# Aim of the task
Records follow. Select each line holding "were".

* * *

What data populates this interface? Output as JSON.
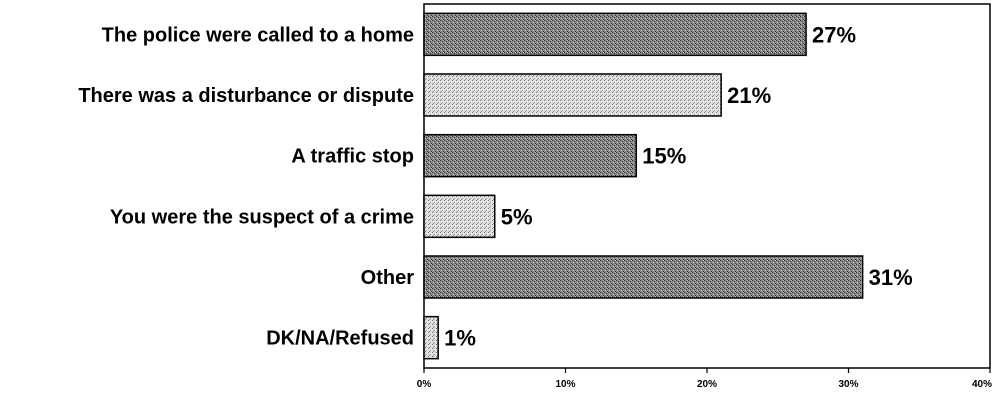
{
  "chart_data": {
    "type": "bar",
    "orientation": "horizontal",
    "categories": [
      "The police were called to a home",
      "There was a disturbance or dispute",
      "A traffic stop",
      "You were the suspect of a crime",
      "Other",
      "DK/NA/Refused"
    ],
    "values": [
      27,
      21,
      15,
      5,
      31,
      1
    ],
    "value_labels": [
      "27%",
      "21%",
      "15%",
      "5%",
      "31%",
      "1%"
    ],
    "xlim": [
      0,
      40
    ],
    "x_ticks": [
      0,
      10,
      20,
      30,
      40
    ],
    "x_tick_labels": [
      "0%",
      "10%",
      "20%",
      "30%",
      "40%"
    ],
    "title": "",
    "xlabel": "",
    "ylabel": "",
    "grid": false,
    "legend": "none"
  },
  "colors": {
    "dark_bar": "#6e6e6e",
    "light_bar": "#cdcdcd",
    "bar_outline": "#000000",
    "frame": "#000000"
  }
}
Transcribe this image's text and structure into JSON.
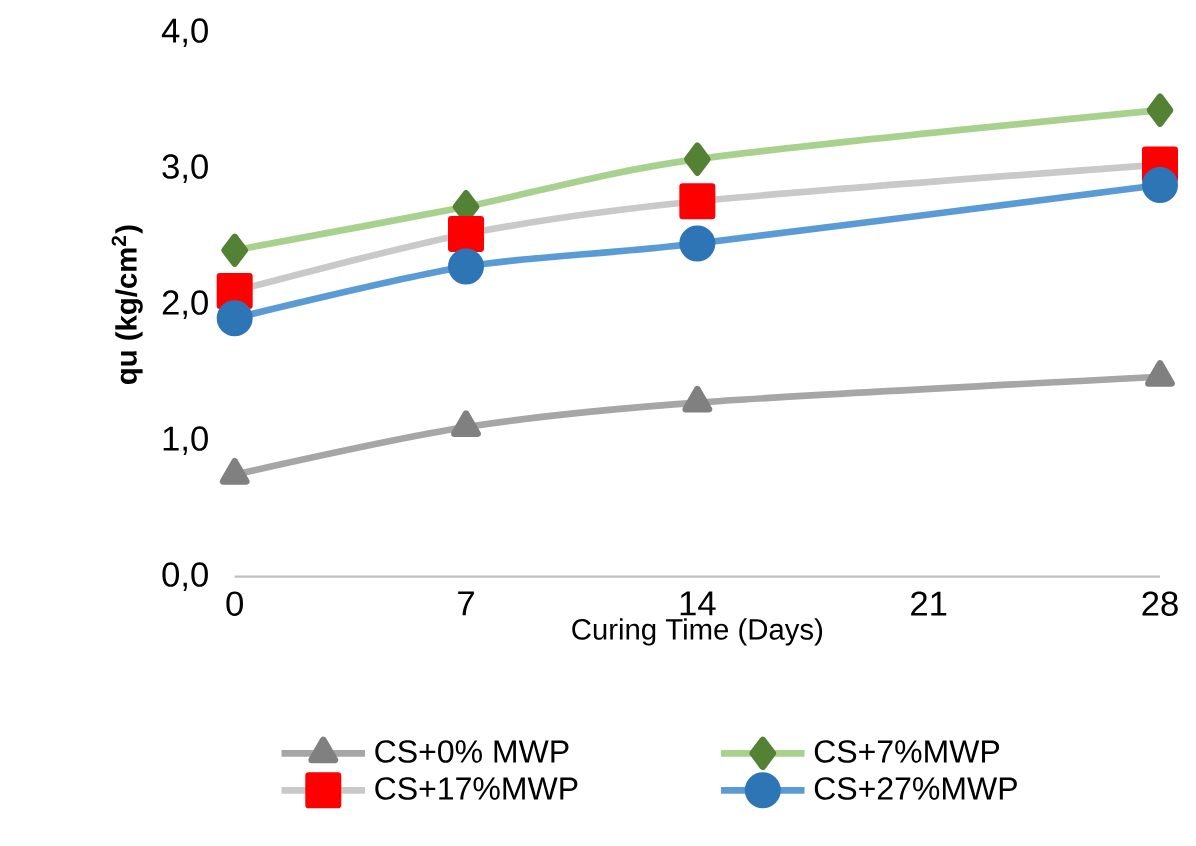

* * *

# Answer to the exercise
      "The police were called to a home",
      "You were the suspect of a crime",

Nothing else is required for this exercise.